→ Data excerpts:
= = = = =
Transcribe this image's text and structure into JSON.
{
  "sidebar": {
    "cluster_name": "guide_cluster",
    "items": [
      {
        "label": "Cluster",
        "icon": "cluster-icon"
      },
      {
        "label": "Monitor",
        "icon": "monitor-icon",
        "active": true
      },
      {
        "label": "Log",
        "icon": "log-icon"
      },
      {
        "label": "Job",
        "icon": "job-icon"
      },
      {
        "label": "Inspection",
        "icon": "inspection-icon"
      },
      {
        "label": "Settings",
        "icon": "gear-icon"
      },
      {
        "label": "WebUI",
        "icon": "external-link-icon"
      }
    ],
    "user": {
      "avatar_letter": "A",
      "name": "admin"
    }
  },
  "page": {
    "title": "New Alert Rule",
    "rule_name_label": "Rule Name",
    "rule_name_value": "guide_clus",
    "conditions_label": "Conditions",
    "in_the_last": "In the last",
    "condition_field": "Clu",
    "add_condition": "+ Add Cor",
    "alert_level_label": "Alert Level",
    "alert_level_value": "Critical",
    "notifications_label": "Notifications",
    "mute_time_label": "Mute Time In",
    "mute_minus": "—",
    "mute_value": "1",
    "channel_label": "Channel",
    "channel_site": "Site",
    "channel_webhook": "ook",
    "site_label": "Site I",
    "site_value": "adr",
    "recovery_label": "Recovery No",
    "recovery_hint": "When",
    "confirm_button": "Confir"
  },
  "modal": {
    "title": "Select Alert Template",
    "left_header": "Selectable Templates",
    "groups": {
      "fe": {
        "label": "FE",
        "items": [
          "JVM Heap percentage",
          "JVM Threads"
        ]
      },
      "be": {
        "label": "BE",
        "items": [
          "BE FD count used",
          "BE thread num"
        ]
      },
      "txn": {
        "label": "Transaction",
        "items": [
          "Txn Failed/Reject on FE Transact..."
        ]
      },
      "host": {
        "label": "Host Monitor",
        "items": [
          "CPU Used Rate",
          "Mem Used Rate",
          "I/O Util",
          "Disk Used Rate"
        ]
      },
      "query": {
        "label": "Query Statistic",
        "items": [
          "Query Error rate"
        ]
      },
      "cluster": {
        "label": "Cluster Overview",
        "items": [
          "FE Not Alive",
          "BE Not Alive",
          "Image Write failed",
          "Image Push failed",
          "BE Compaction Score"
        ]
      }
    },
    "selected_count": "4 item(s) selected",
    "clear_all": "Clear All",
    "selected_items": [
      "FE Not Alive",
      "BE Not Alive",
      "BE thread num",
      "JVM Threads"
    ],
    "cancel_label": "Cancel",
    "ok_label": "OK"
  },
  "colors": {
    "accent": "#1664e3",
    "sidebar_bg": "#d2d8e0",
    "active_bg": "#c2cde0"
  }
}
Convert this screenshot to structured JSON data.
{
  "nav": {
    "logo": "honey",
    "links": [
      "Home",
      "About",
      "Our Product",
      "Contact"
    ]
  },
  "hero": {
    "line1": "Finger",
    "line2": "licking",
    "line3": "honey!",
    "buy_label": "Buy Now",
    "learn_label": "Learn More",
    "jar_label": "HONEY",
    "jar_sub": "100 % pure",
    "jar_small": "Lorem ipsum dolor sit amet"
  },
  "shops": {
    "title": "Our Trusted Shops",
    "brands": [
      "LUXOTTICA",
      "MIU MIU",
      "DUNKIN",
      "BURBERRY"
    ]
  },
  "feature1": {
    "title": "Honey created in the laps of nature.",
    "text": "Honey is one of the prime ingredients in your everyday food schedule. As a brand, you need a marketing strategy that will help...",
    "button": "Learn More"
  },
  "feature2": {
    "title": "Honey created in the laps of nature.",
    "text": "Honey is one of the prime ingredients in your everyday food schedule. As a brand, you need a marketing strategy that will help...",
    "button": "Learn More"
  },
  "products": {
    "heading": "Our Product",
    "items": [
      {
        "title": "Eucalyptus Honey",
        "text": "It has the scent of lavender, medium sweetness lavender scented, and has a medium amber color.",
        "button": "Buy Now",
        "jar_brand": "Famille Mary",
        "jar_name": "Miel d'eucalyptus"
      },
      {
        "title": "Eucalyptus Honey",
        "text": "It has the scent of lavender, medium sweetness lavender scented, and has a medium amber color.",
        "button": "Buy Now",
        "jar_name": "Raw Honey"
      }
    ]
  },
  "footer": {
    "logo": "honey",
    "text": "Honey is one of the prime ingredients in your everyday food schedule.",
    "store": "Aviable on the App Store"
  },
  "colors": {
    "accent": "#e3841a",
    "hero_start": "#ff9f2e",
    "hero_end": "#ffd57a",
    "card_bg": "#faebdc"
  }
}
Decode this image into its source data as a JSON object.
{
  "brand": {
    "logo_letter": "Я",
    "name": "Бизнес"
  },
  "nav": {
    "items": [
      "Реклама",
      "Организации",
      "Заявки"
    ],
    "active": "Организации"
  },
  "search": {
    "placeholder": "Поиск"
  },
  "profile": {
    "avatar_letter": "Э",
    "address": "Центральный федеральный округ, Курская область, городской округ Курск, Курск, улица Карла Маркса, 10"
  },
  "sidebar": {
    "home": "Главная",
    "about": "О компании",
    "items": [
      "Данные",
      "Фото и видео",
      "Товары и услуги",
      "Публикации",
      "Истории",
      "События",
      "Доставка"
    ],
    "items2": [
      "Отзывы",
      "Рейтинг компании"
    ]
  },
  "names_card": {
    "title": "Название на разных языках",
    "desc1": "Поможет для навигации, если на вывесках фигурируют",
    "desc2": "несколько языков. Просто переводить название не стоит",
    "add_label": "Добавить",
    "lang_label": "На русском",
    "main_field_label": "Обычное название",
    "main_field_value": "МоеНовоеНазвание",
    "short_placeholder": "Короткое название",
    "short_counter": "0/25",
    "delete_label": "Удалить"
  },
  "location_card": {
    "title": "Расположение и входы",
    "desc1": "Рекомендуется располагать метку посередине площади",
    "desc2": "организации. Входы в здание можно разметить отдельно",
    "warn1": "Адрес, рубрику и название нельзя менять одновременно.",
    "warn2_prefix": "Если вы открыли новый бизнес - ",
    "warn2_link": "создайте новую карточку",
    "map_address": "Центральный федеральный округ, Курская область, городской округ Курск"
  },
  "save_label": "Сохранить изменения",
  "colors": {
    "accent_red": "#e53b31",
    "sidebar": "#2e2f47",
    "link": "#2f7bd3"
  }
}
= = = = =
→ Exercise instructions: Retype the records that precede this task, keeping them exactly the same.

→ Result for this task:
Transcribe this image's text and structure into JSON.
{
  "sidebar": {
    "cluster_name": "guide_cluster",
    "items": [
      {
        "label": "Cluster",
        "icon": "cluster-icon"
      },
      {
        "label": "Monitor",
        "icon": "monitor-icon",
        "active": true
      },
      {
        "label": "Log",
        "icon": "log-icon"
      },
      {
        "label": "Job",
        "icon": "job-icon"
      },
      {
        "label": "Inspection",
        "icon": "inspection-icon"
      },
      {
        "label": "Settings",
        "icon": "gear-icon"
      },
      {
        "label": "WebUI",
        "icon": "external-link-icon"
      }
    ],
    "user": {
      "avatar_letter": "A",
      "name": "admin"
    }
  },
  "page": {
    "title": "New Alert Rule",
    "rule_name_label": "Rule Name",
    "rule_name_value": "guide_clus",
    "conditions_label": "Conditions",
    "in_the_last": "In the last",
    "condition_field": "Clu",
    "add_condition": "+ Add Cor",
    "alert_level_label": "Alert Level",
    "alert_level_value": "Critical",
    "notifications_label": "Notifications",
    "mute_time_label": "Mute Time In",
    "mute_minus": "—",
    "mute_value": "1",
    "channel_label": "Channel",
    "channel_site": "Site",
    "channel_webhook": "ook",
    "site_label": "Site I",
    "site_value": "adr",
    "recovery_label": "Recovery No",
    "recovery_hint": "When",
    "confirm_button": "Confir"
  },
  "modal": {
    "title": "Select Alert Template",
    "left_header": "Selectable Templates",
    "groups": {
      "fe": {
        "label": "FE",
        "items": [
          "JVM Heap percentage",
          "JVM Threads"
        ]
      },
      "be": {
        "label": "BE",
        "items": [
          "BE FD count used",
          "BE thread num"
        ]
      },
      "txn": {
        "label": "Transaction",
        "items": [
          "Txn Failed/Reject on FE Transact..."
        ]
      },
      "host": {
        "label": "Host Monitor",
        "items": [
          "CPU Used Rate",
          "Mem Used Rate",
          "I/O Util",
          "Disk Used Rate"
        ]
      },
      "query": {
        "label": "Query Statistic",
        "items": [
          "Query Error rate"
        ]
      },
      "cluster": {
        "label": "Cluster Overview",
        "items": [
          "FE Not Alive",
          "BE Not Alive",
          "Image Write failed",
          "Image Push failed",
          "BE Compaction Score"
        ]
      }
    },
    "selected_count": "4 item(s) selected",
    "clear_all": "Clear All",
    "selected_items": [
      "FE Not Alive",
      "BE Not Alive",
      "BE thread num",
      "JVM Threads"
    ],
    "cancel_label": "Cancel",
    "ok_label": "OK"
  },
  "colors": {
    "accent": "#1664e3",
    "sidebar_bg": "#d2d8e0",
    "active_bg": "#c2cde0"
  }
}
Convert this screenshot to structured JSON data.
{
  "nav": {
    "logo": "honey",
    "links": [
      "Home",
      "About",
      "Our Product",
      "Contact"
    ]
  },
  "hero": {
    "line1": "Finger",
    "line2": "licking",
    "line3": "honey!",
    "buy_label": "Buy Now",
    "learn_label": "Learn More",
    "jar_label": "HONEY",
    "jar_sub": "100 % pure",
    "jar_small": "Lorem ipsum dolor sit amet"
  },
  "shops": {
    "title": "Our Trusted Shops",
    "brands": [
      "LUXOTTICA",
      "MIU MIU",
      "DUNKIN",
      "BURBERRY"
    ]
  },
  "feature1": {
    "title": "Honey created in the laps of nature.",
    "text": "Honey is one of the prime ingredients in your everyday food schedule. As a brand, you need a marketing strategy that will help...",
    "button": "Learn More"
  },
  "feature2": {
    "title": "Honey created in the laps of nature.",
    "text": "Honey is one of the prime ingredients in your everyday food schedule. As a brand, you need a marketing strategy that will help...",
    "button": "Learn More"
  },
  "products": {
    "heading": "Our Product",
    "items": [
      {
        "title": "Eucalyptus Honey",
        "text": "It has the scent of lavender, medium sweetness lavender scented, and has a medium amber color.",
        "button": "Buy Now",
        "jar_brand": "Famille Mary",
        "jar_name": "Miel d'eucalyptus"
      },
      {
        "title": "Eucalyptus Honey",
        "text": "It has the scent of lavender, medium sweetness lavender scented, and has a medium amber color.",
        "button": "Buy Now",
        "jar_name": "Raw Honey"
      }
    ]
  },
  "footer": {
    "logo": "honey",
    "text": "Honey is one of the prime ingredients in your everyday food schedule.",
    "store": "Aviable on the App Store"
  },
  "colors": {
    "accent": "#e3841a",
    "hero_start": "#ff9f2e",
    "hero_end": "#ffd57a",
    "card_bg": "#faebdc"
  }
}
Decode this image into its source data as a JSON object.
{
  "brand": {
    "logo_letter": "Я",
    "name": "Бизнес"
  },
  "nav": {
    "items": [
      "Реклама",
      "Организации",
      "Заявки"
    ],
    "active": "Организации"
  },
  "search": {
    "placeholder": "Поиск"
  },
  "profile": {
    "avatar_letter": "Э",
    "address": "Центральный федеральный округ, Курская область, городской округ Курск, Курск, улица Карла Маркса, 10"
  },
  "sidebar": {
    "home": "Главная",
    "about": "О компании",
    "items": [
      "Данные",
      "Фото и видео",
      "Товары и услуги",
      "Публикации",
      "Истории",
      "События",
      "Доставка"
    ],
    "items2": [
      "Отзывы",
      "Рейтинг компании"
    ]
  },
  "names_card": {
    "title": "Название на разных языках",
    "desc1": "Поможет для навигации, если на вывесках фигурируют",
    "desc2": "несколько языков. Просто переводить название не стоит",
    "add_label": "Добавить",
    "lang_label": "На русском",
    "main_field_label": "Обычное название",
    "main_field_value": "МоеНовоеНазвание",
    "short_placeholder": "Короткое название",
    "short_counter": "0/25",
    "delete_label": "Удалить"
  },
  "location_card": {
    "title": "Расположение и входы",
    "desc1": "Рекомендуется располагать метку посередине площади",
    "desc2": "организации. Входы в здание можно разметить отдельно",
    "warn1": "Адрес, рубрику и название нельзя менять одновременно.",
    "warn2_prefix": "Если вы открыли новый бизнес - ",
    "warn2_link": "создайте новую карточку",
    "map_address": "Центральный федеральный округ, Курская область, городской округ Курск"
  },
  "save_label": "Сохранить изменения",
  "colors": {
    "accent_red": "#e53b31",
    "sidebar": "#2e2f47",
    "link": "#2f7bd3"
  }
}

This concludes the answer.